» **Information shown**
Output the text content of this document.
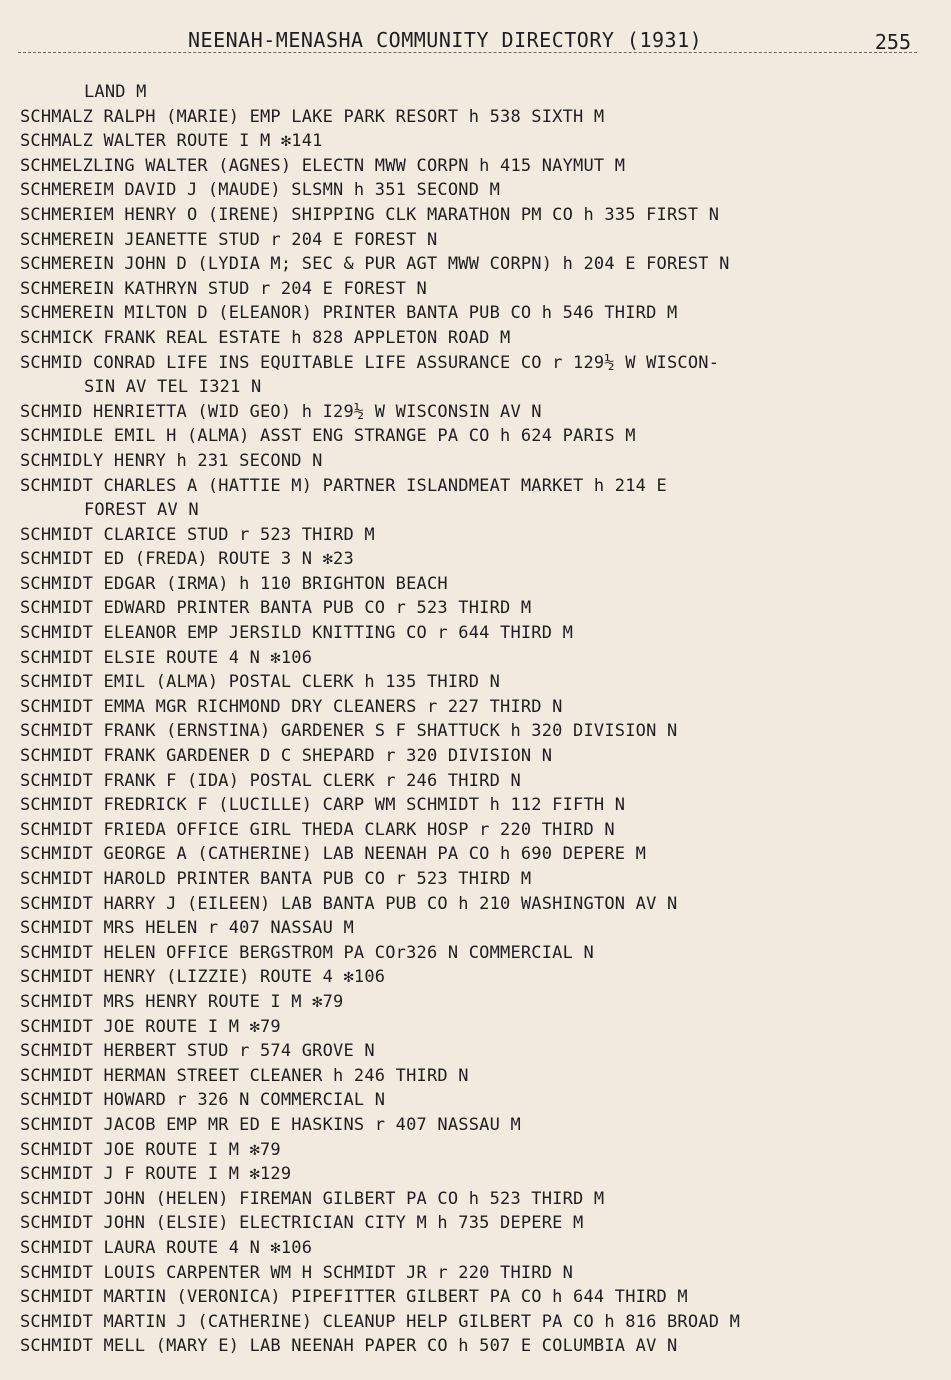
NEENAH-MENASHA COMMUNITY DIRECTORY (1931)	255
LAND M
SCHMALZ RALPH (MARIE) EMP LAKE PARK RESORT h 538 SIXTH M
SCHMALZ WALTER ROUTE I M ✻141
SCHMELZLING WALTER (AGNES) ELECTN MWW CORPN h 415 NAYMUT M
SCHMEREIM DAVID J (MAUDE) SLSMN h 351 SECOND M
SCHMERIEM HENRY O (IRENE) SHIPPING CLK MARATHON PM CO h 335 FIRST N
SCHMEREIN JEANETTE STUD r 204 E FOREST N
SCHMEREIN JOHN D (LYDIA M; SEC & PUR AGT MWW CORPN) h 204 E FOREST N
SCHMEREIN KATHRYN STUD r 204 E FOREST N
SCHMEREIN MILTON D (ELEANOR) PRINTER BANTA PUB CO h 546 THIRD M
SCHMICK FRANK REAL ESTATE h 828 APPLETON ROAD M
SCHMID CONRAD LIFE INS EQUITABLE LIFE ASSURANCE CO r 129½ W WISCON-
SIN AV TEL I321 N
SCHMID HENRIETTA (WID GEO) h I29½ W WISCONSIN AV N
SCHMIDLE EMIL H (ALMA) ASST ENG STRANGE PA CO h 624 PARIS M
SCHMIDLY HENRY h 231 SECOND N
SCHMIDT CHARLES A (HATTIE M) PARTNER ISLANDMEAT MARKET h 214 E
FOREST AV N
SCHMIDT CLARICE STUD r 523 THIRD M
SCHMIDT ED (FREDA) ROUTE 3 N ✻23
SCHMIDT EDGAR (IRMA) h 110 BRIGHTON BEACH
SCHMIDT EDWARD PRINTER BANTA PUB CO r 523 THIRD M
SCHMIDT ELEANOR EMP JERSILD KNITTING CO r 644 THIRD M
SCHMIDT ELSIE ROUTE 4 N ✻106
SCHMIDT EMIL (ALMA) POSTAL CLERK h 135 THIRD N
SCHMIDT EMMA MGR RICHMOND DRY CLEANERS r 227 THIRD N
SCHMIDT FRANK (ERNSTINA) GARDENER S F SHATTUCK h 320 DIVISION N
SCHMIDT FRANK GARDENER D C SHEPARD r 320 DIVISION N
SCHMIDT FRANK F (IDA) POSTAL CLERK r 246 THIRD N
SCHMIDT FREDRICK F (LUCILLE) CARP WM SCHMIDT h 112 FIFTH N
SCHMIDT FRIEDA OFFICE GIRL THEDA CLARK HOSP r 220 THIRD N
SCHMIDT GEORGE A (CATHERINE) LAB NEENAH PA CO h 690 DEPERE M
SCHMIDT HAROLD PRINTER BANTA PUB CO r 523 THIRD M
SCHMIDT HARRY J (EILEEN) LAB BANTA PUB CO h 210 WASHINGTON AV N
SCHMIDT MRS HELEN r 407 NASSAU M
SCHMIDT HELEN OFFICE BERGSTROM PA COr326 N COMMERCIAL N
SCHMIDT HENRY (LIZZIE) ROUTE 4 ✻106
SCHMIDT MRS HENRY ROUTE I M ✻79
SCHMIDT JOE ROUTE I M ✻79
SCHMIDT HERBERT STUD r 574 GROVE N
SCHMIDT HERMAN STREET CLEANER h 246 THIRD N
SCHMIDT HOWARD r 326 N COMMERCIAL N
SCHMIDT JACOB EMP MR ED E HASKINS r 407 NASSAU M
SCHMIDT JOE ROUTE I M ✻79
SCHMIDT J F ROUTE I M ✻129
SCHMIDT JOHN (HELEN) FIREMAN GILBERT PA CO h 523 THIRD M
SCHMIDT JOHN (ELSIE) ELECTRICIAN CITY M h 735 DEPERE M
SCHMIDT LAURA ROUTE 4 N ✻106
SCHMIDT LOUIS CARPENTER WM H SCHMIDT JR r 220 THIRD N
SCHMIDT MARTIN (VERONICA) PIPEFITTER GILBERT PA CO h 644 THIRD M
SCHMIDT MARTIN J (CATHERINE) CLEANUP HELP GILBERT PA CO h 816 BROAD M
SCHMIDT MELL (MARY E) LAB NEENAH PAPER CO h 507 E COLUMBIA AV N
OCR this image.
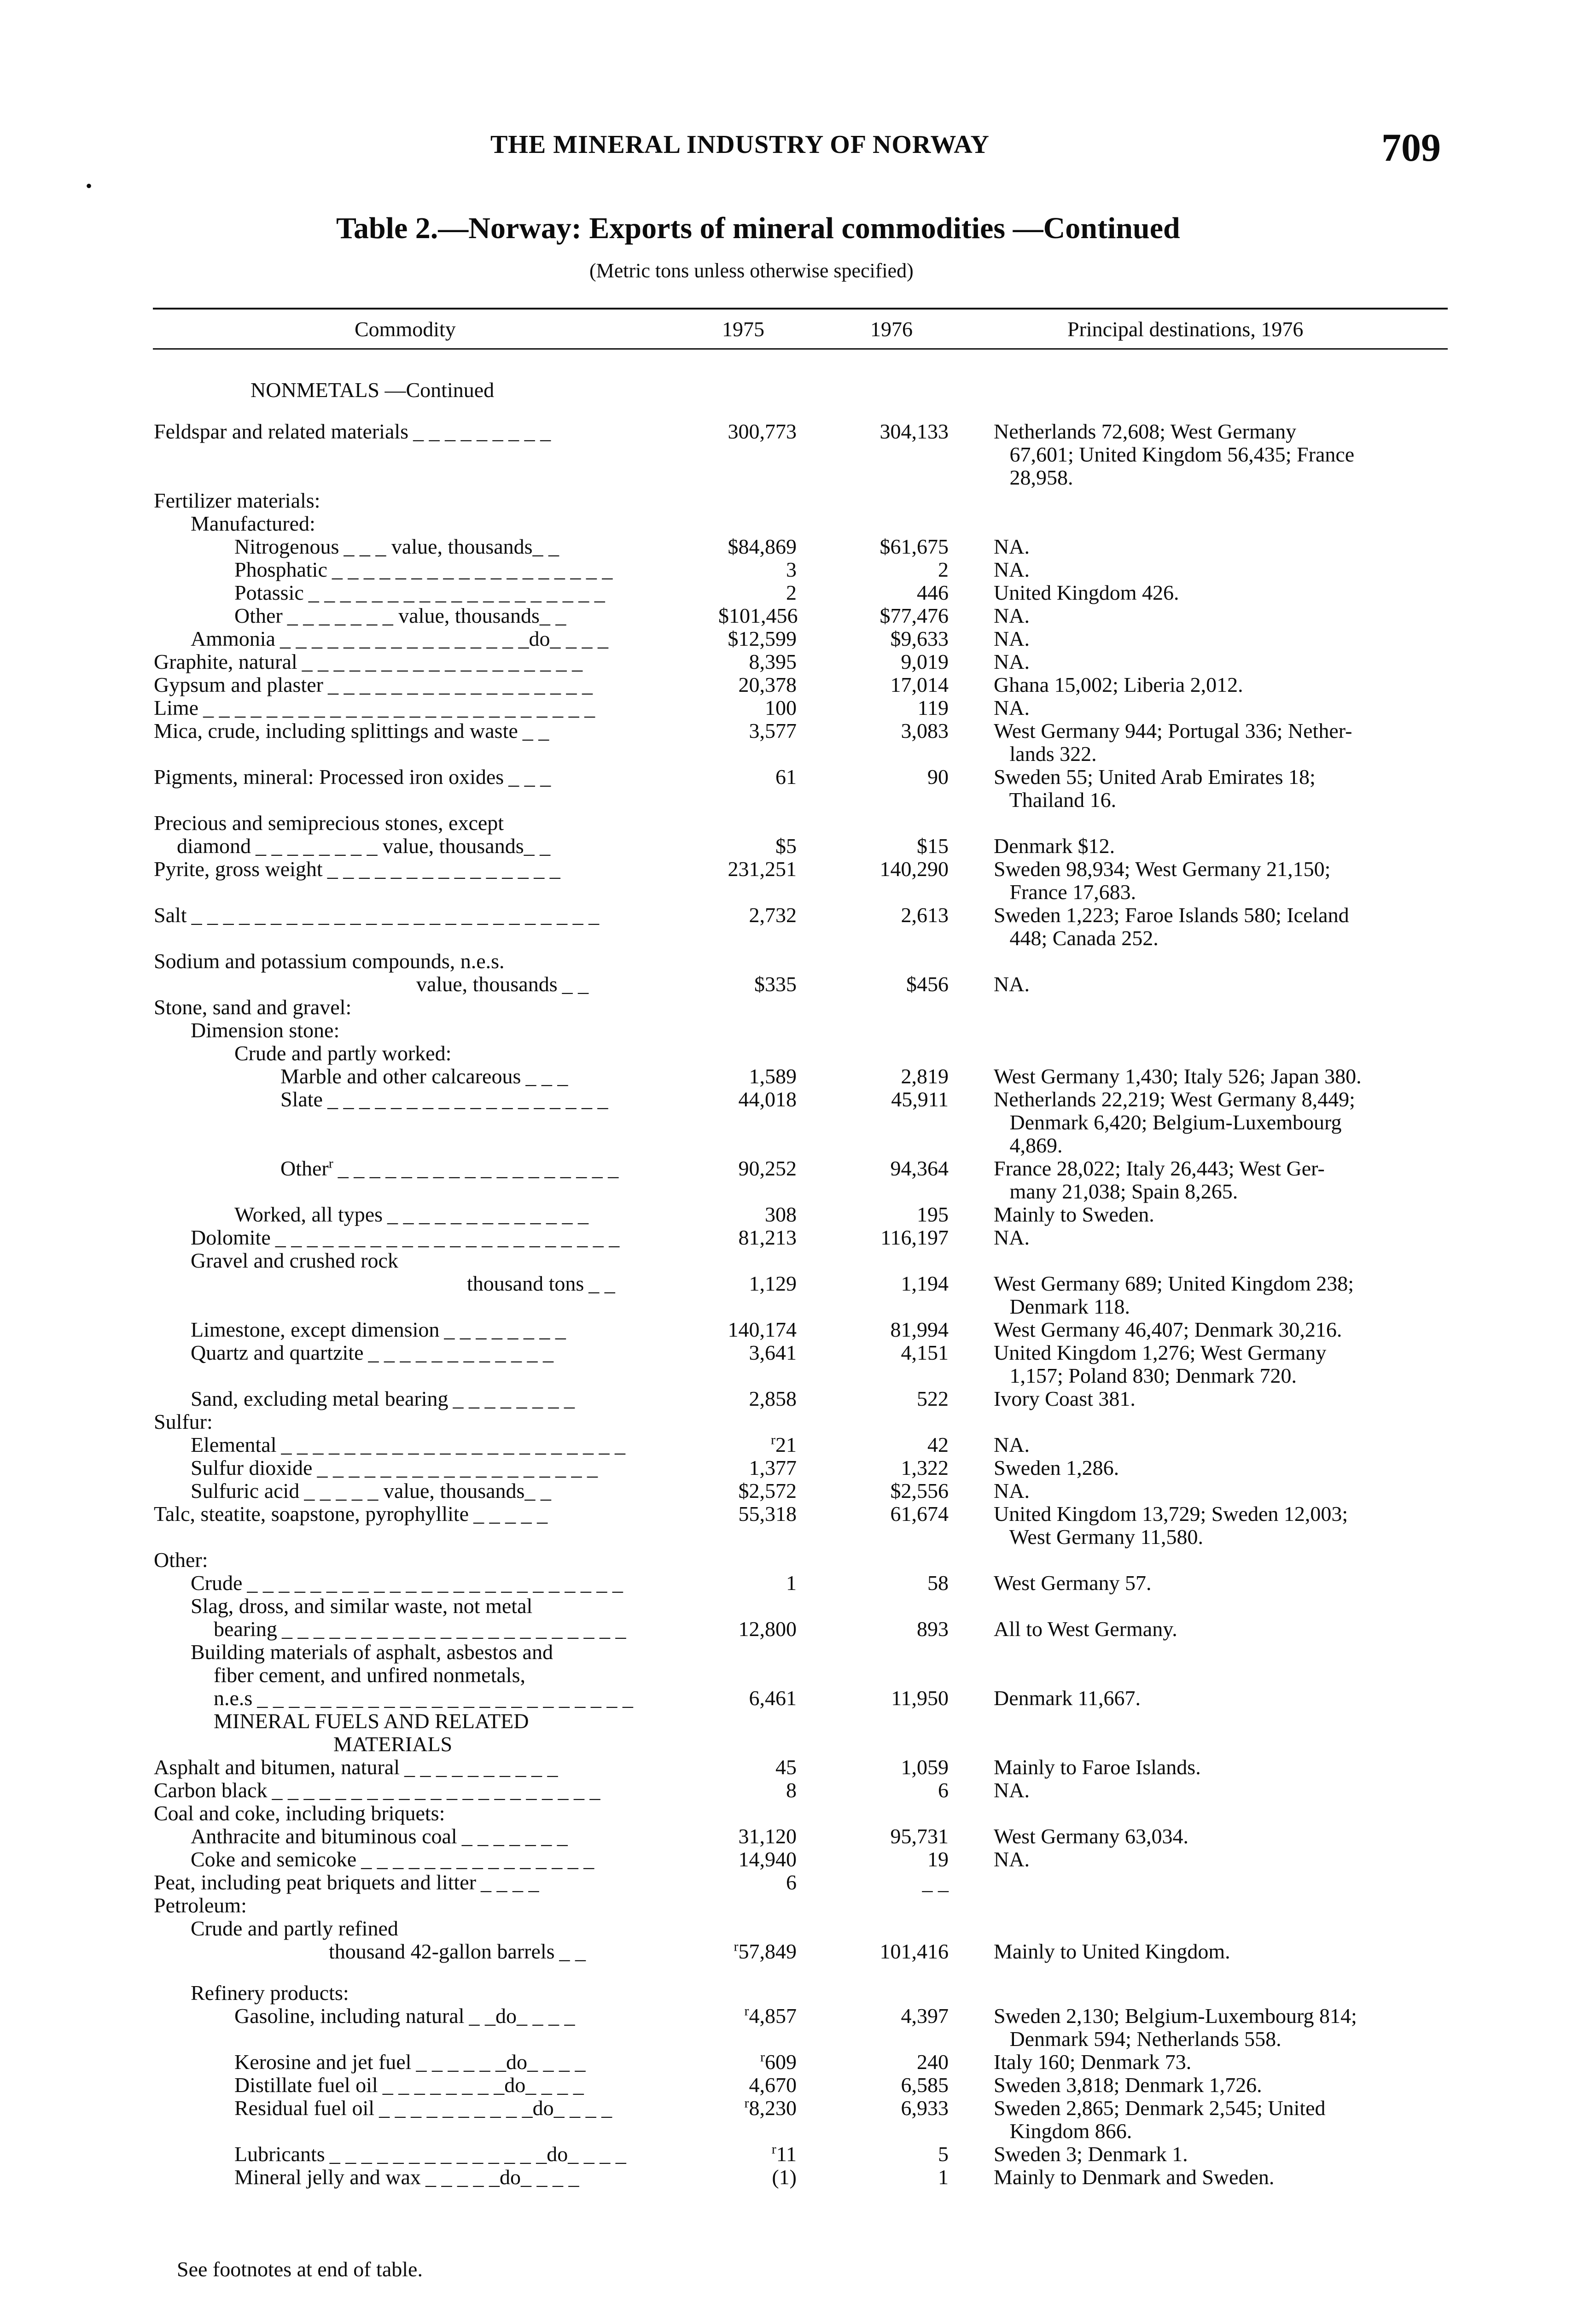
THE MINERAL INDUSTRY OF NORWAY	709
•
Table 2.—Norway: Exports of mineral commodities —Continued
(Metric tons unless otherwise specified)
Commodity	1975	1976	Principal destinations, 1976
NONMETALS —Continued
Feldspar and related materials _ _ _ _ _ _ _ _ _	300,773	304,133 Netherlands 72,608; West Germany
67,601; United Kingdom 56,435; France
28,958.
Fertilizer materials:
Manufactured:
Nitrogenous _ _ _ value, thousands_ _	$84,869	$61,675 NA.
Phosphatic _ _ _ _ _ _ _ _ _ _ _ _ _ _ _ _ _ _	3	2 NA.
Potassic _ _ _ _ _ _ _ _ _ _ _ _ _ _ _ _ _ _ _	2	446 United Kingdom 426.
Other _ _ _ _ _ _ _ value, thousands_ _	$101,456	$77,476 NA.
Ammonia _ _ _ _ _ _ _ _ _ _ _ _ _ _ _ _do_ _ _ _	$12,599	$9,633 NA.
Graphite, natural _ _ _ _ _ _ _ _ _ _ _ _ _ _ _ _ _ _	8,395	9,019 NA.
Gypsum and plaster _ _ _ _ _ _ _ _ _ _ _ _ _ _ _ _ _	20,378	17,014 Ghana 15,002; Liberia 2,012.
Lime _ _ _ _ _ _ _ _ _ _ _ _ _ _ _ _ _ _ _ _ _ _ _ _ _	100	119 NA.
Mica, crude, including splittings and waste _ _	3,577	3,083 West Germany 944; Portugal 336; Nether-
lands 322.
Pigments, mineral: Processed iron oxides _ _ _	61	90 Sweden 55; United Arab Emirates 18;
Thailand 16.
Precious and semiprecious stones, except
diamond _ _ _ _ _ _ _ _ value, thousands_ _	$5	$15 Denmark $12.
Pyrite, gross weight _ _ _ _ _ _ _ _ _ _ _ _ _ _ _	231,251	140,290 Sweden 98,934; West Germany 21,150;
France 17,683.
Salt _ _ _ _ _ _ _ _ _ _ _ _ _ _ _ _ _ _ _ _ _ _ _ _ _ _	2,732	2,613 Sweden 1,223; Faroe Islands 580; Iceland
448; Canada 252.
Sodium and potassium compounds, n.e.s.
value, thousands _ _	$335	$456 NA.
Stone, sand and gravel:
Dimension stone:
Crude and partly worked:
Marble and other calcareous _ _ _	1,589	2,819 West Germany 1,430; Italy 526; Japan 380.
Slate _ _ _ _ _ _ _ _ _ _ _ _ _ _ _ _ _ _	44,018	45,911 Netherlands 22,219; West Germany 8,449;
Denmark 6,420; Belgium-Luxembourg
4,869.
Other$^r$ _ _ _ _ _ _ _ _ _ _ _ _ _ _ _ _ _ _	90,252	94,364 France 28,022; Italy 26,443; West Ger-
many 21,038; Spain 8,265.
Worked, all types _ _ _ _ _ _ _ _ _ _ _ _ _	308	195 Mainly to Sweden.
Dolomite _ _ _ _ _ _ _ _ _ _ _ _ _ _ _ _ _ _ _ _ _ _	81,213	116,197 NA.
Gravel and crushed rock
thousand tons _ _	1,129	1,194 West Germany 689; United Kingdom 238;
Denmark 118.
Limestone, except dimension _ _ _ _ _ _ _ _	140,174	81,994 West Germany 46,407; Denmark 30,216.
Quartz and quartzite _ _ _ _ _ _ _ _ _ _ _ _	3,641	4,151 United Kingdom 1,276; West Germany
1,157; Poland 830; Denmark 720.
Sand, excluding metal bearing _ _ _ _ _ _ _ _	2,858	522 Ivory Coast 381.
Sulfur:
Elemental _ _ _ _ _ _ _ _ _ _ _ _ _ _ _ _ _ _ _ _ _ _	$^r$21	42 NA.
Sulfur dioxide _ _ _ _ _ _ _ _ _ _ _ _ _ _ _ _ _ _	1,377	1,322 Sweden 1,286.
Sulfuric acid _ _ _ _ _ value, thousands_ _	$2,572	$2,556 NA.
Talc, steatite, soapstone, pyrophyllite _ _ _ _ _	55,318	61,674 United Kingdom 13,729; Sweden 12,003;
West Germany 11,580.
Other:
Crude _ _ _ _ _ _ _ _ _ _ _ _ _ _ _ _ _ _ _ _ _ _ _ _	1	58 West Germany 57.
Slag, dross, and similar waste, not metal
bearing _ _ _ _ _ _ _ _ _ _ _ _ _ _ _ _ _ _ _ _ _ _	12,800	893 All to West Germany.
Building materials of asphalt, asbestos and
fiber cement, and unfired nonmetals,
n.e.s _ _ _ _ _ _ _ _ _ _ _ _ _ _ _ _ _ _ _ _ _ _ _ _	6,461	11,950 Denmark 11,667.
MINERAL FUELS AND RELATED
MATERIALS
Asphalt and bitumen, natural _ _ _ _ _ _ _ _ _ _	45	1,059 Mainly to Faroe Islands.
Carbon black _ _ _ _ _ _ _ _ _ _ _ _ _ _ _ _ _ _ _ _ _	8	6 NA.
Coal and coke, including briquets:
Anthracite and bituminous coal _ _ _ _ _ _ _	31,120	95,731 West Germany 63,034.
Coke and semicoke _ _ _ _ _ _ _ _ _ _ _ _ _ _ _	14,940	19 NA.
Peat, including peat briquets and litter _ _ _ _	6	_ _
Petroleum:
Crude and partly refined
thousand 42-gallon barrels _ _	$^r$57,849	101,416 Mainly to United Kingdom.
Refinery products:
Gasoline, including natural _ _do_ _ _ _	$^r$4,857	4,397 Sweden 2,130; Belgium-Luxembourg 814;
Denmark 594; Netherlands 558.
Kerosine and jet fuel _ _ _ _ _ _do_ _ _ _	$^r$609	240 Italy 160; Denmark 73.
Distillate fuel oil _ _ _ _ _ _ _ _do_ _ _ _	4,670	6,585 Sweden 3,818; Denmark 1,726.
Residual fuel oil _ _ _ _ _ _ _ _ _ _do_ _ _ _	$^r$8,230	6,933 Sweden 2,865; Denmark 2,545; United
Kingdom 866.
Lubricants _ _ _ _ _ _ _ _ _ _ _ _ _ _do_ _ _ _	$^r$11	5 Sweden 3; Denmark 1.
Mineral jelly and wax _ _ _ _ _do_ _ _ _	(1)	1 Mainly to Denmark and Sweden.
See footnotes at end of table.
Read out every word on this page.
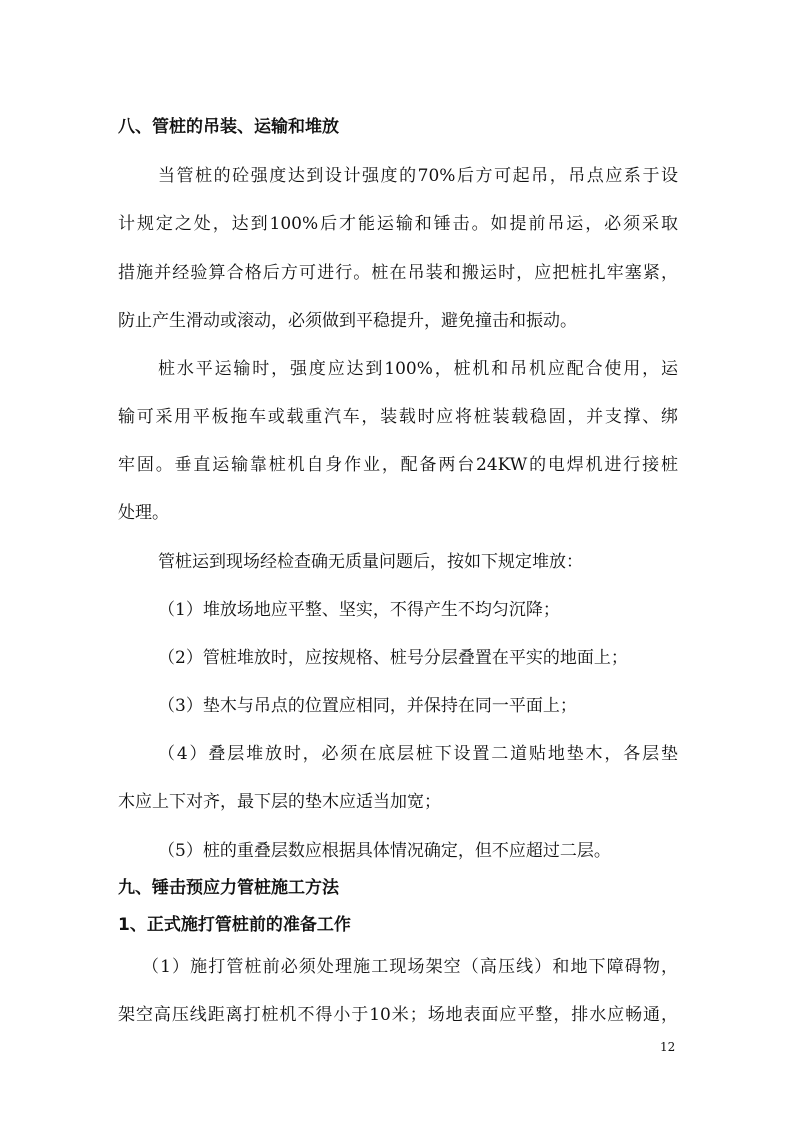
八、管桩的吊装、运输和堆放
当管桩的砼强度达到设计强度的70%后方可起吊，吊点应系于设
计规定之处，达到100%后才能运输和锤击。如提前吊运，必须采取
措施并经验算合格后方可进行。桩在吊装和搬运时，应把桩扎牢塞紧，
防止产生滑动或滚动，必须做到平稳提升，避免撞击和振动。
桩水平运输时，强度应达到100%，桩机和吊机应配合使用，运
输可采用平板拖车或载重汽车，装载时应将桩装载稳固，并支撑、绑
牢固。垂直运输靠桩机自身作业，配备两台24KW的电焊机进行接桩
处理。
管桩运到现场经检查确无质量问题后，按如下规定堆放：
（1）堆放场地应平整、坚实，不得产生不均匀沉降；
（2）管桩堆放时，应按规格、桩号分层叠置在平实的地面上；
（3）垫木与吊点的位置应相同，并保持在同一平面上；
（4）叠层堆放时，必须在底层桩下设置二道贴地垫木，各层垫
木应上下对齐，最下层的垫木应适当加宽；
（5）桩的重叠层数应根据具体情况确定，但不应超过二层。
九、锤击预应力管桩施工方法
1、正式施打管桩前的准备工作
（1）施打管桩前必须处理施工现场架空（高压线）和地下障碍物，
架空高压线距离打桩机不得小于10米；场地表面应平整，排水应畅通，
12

» **Problem statement**
Search the lines for "this". Copy each line that has it.

» **Output below**
Output the text content of this document.
OCR this image.
Read out every word on this page.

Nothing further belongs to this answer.